> **TASK DETAILS**
Locate each line below that includes "отключения" and reproduce it.

> **DATASET ENTRIES**
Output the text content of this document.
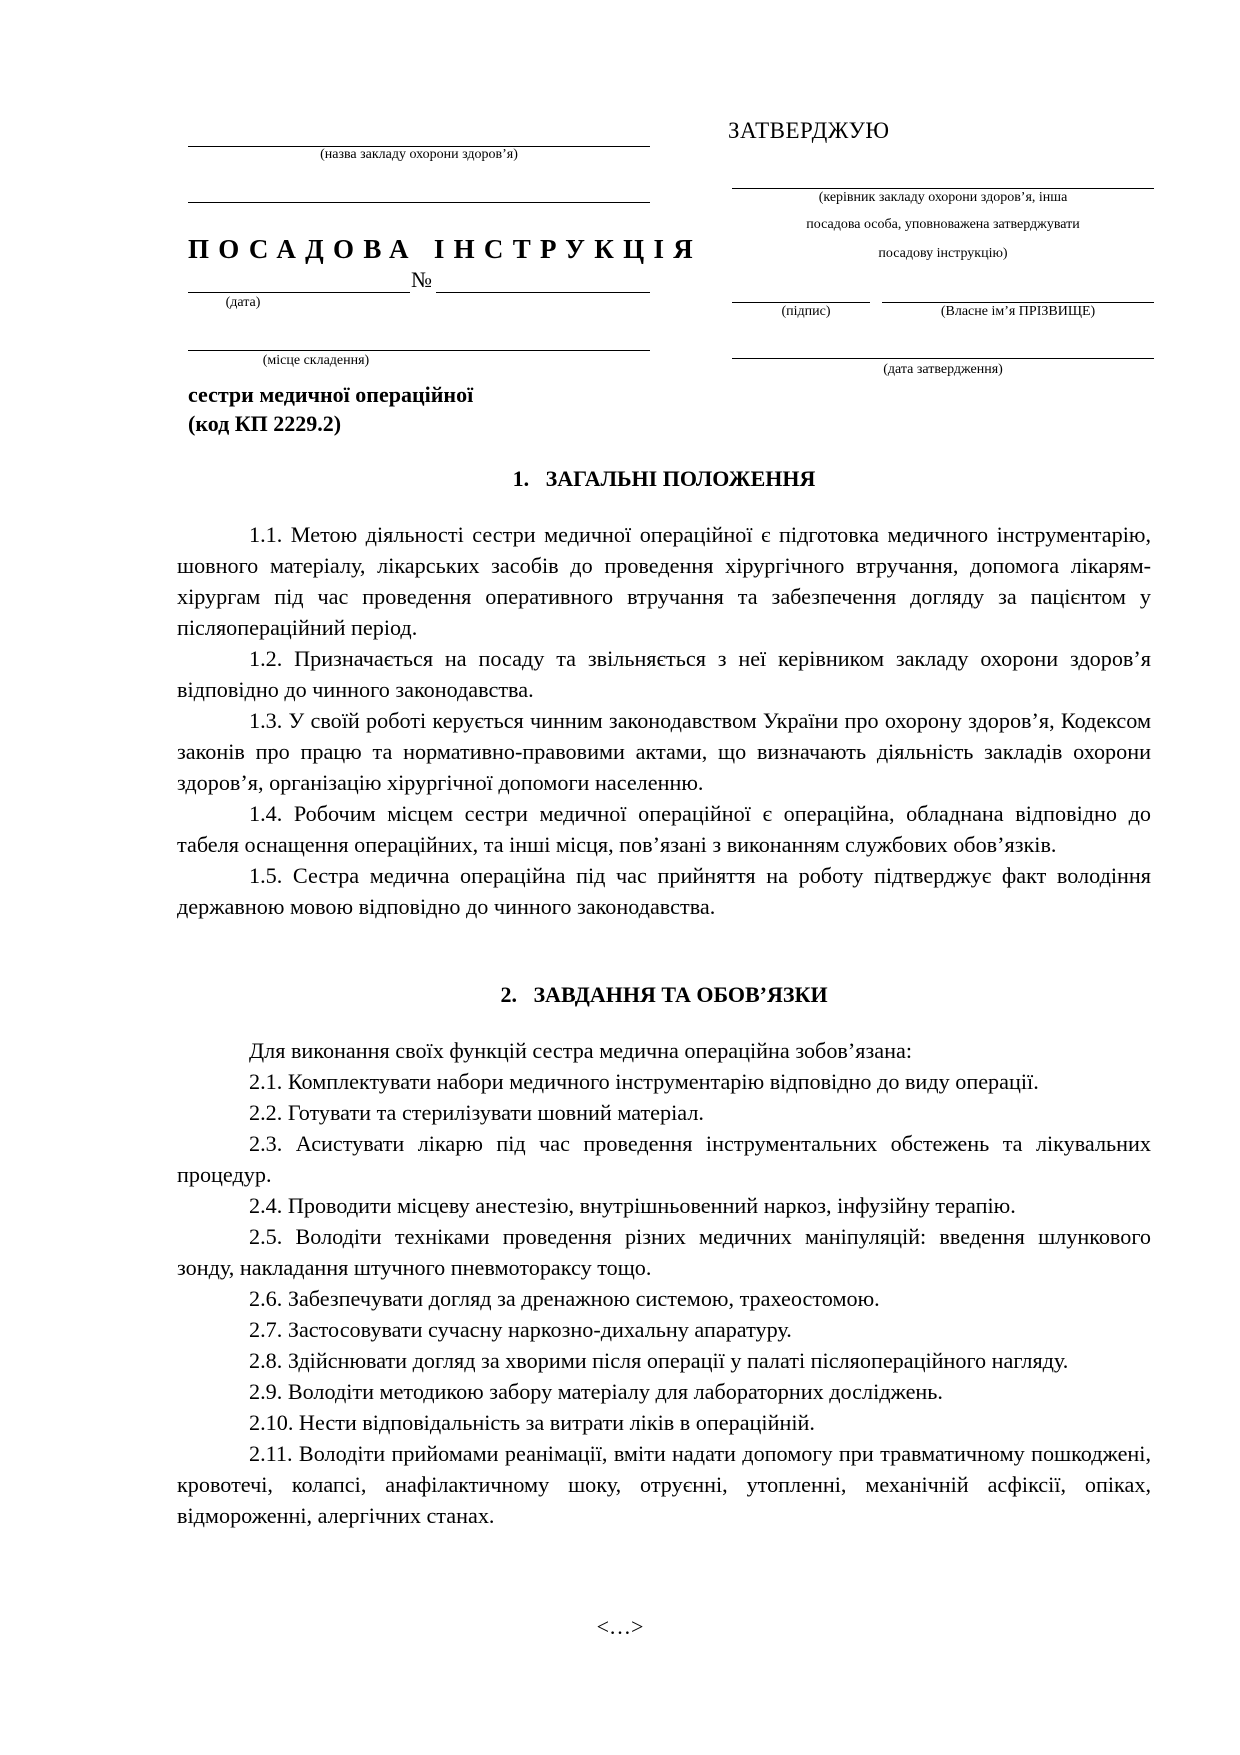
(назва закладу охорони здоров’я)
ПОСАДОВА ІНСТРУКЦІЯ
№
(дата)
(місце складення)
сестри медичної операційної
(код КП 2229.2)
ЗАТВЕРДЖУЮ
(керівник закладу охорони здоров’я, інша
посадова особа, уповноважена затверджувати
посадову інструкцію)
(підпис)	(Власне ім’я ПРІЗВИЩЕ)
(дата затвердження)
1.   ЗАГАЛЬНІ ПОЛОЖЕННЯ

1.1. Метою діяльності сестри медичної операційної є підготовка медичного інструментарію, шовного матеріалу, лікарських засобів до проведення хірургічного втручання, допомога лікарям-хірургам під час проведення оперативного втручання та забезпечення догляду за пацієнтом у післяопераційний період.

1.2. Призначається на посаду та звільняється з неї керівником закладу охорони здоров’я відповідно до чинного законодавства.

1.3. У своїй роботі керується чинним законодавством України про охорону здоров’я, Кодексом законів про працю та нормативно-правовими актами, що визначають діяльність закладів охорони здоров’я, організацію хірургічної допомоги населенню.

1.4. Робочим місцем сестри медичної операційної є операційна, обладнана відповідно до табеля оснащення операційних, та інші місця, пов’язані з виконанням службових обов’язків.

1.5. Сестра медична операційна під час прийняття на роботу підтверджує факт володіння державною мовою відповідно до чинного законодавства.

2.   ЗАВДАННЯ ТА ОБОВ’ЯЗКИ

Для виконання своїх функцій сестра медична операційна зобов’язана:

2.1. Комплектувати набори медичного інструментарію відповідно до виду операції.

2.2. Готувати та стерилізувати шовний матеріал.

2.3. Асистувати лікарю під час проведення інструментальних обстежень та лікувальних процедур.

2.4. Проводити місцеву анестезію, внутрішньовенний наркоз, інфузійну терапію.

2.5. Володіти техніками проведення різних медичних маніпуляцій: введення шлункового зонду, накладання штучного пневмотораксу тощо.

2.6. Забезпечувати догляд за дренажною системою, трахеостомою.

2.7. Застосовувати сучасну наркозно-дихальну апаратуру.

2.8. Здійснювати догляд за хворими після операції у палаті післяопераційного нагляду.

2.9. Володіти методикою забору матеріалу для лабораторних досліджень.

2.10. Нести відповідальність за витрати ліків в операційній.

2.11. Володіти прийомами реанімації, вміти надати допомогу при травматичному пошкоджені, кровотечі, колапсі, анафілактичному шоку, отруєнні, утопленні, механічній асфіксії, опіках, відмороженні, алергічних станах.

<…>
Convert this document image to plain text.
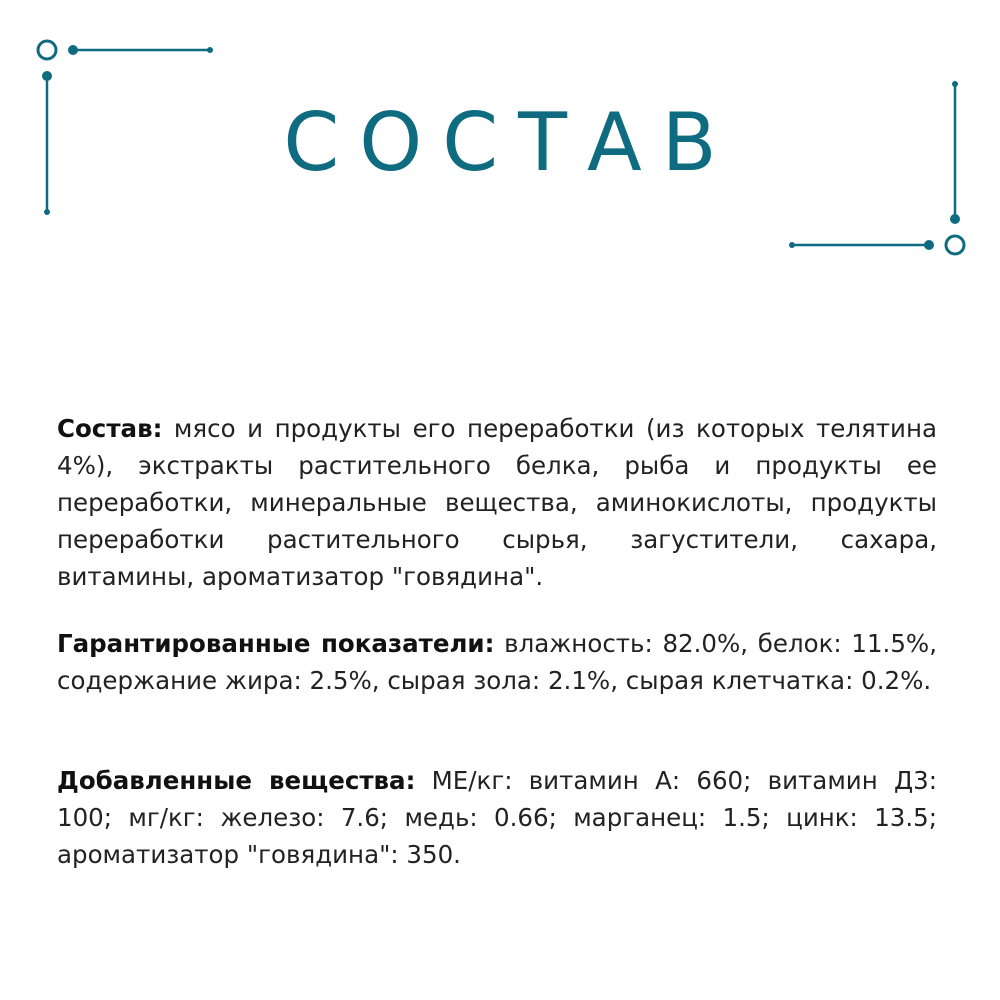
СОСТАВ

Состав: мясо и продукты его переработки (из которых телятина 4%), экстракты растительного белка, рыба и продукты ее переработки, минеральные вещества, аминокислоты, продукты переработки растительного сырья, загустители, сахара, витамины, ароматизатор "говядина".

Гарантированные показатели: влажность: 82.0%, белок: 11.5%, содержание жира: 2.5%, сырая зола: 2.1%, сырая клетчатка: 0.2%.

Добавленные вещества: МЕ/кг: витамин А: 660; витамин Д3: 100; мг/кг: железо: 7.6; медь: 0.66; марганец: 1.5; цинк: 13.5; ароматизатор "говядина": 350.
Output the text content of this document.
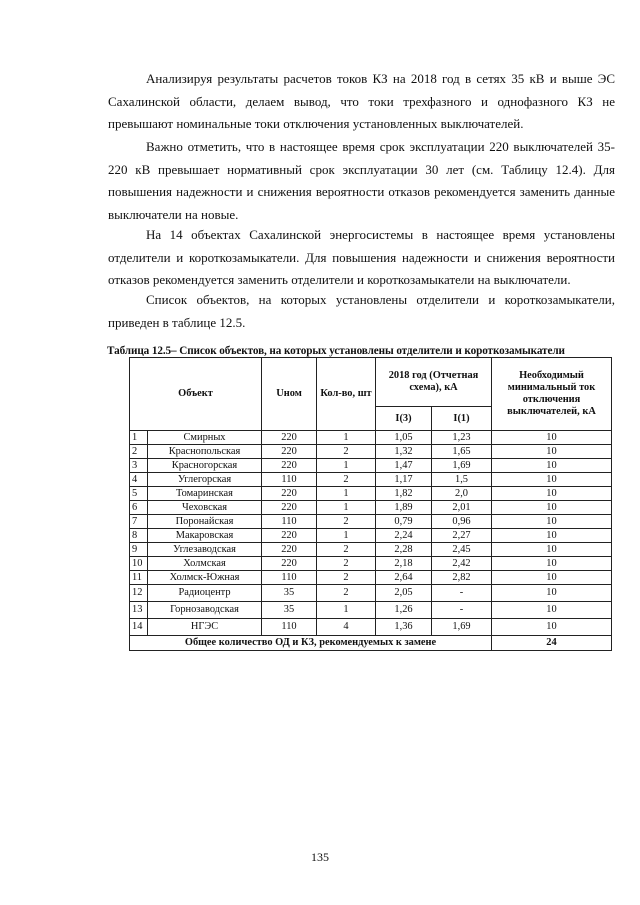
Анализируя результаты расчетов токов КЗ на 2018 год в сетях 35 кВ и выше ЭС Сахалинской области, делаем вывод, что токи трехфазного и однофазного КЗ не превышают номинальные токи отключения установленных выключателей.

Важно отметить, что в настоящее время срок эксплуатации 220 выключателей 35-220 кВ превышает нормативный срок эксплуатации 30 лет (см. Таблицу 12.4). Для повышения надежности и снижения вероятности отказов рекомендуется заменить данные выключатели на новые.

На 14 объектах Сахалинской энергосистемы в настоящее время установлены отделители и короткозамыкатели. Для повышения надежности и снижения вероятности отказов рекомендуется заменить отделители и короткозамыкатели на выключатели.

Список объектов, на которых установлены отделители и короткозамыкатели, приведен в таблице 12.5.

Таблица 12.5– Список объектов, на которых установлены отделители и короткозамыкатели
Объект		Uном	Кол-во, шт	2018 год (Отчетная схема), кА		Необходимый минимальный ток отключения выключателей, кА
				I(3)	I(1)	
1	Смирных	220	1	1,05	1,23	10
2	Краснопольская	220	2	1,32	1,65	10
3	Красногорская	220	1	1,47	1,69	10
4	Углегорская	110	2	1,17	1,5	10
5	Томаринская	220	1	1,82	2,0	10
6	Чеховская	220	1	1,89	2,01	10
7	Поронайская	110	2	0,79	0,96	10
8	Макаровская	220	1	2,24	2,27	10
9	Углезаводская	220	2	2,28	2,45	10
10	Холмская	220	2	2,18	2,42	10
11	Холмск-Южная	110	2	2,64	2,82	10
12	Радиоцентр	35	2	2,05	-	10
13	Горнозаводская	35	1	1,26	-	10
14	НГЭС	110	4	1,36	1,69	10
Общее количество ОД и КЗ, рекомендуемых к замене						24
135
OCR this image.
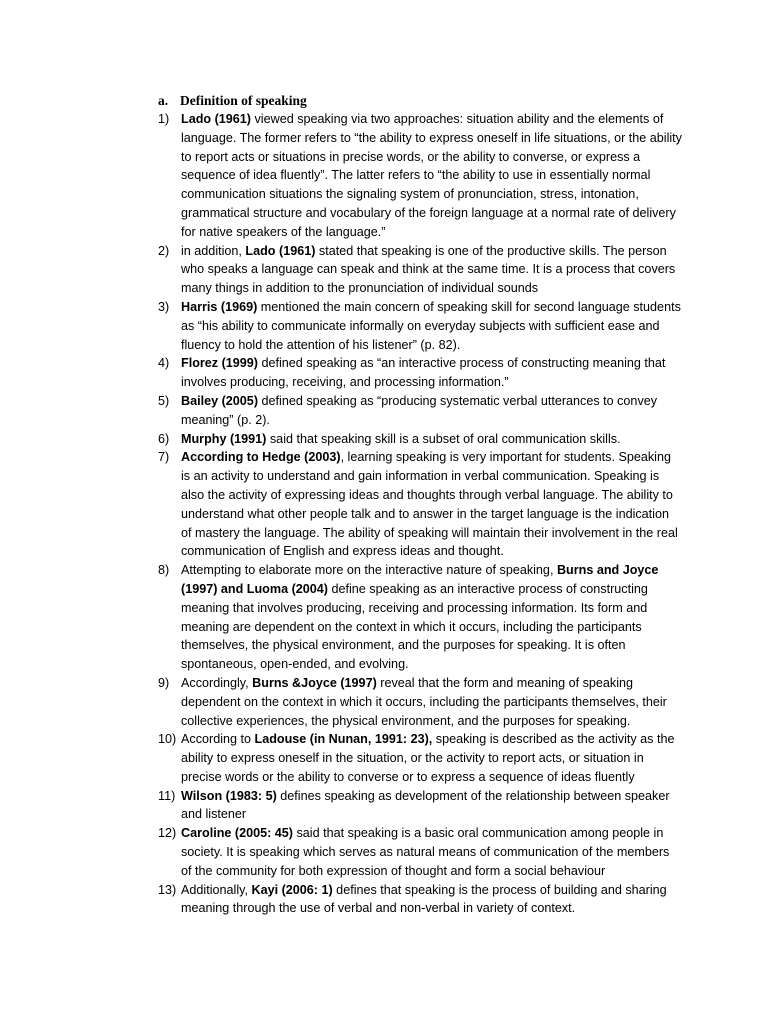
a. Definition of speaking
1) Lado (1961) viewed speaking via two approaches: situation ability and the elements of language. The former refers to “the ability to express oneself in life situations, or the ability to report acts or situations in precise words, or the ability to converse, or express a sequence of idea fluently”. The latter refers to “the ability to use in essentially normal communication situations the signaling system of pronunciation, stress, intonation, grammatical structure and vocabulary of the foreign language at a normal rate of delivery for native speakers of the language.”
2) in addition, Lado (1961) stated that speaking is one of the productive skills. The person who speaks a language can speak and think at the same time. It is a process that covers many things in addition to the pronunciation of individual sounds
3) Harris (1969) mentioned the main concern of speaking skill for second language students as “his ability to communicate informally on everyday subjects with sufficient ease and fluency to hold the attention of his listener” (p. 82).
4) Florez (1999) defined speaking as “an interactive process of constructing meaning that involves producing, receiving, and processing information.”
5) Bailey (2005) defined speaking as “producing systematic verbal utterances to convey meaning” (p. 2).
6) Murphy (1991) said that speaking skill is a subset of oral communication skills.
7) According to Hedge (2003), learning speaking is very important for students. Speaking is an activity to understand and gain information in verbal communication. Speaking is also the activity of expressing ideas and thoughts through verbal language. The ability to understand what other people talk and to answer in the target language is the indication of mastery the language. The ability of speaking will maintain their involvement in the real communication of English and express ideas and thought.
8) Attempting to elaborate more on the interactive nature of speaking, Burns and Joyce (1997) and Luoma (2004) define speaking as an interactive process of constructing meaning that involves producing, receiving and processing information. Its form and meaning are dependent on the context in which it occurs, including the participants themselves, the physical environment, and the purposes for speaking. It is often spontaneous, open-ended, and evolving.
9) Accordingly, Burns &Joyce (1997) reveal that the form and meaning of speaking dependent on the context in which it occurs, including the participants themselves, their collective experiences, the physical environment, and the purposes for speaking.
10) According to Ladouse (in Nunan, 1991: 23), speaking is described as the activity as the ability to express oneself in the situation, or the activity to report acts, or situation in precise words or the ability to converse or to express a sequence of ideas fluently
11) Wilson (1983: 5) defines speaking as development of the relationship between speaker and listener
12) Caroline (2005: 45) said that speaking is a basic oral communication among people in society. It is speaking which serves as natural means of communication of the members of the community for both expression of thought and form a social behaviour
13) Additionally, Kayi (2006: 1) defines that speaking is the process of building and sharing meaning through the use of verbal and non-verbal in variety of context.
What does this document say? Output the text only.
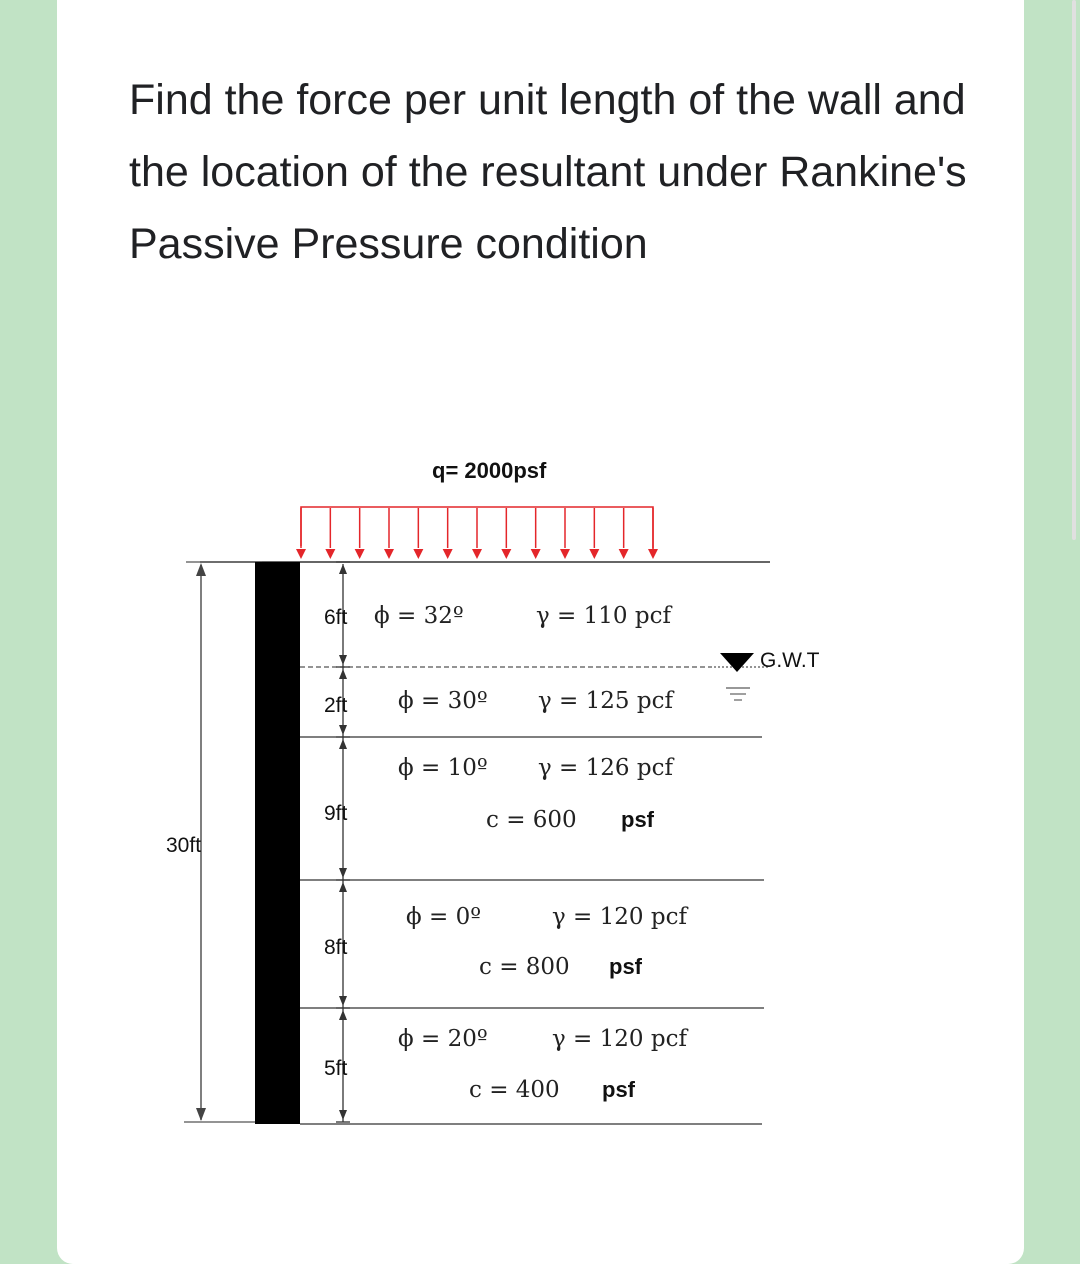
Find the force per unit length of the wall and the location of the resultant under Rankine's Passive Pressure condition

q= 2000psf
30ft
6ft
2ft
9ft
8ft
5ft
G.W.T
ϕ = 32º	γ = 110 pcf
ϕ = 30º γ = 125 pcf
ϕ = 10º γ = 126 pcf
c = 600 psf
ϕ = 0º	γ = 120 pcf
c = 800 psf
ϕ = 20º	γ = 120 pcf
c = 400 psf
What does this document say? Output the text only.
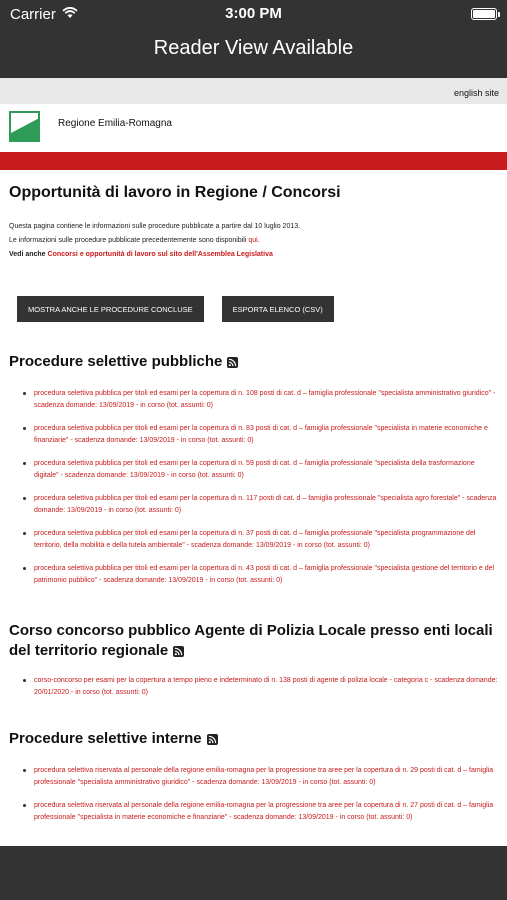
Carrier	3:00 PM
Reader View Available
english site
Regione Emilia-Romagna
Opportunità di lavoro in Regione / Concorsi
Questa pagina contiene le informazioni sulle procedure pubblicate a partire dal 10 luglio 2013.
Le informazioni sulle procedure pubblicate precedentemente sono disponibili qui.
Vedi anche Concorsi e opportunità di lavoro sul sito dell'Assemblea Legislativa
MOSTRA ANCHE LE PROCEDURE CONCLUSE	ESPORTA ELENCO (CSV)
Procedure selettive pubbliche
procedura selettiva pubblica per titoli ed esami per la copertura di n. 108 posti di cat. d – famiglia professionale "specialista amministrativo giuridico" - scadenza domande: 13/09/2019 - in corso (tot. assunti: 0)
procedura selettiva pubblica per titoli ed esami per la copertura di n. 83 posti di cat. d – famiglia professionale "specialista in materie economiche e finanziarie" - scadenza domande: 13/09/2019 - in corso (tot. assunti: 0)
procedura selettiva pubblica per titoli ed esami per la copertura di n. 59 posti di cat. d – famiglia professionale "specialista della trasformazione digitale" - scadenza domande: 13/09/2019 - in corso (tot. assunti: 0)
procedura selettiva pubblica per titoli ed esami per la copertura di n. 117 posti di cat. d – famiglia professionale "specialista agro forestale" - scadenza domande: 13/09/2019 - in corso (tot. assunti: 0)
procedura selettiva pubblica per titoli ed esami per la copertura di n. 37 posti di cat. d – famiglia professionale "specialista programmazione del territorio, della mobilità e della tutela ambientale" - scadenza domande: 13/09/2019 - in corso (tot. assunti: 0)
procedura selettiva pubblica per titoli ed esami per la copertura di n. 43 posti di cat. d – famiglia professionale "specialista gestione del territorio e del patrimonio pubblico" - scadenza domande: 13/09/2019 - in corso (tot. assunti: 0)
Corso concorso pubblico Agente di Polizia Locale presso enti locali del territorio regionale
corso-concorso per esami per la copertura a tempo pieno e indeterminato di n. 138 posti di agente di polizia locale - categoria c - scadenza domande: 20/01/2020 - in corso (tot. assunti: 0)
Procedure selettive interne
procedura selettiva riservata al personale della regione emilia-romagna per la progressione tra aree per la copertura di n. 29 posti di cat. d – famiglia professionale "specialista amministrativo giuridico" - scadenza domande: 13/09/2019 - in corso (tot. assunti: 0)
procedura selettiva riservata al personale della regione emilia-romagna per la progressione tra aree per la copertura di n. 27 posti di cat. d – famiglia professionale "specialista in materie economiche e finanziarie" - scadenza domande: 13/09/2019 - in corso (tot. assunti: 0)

> **TASK RESULT**
Анализируя результаты расчетов токов КЗ на 2018 год в сетях 35 кВ и выше ЭС Сахалинской области, делаем вывод, что токи трехфазного и однофазного КЗ не превышают номинальные токи отключения установленных выключателей.
Объект		Uном	Кол-во, шт	2018 год (Отчетная схема), кА		Необходимый минимальный ток отключения выключателей, кА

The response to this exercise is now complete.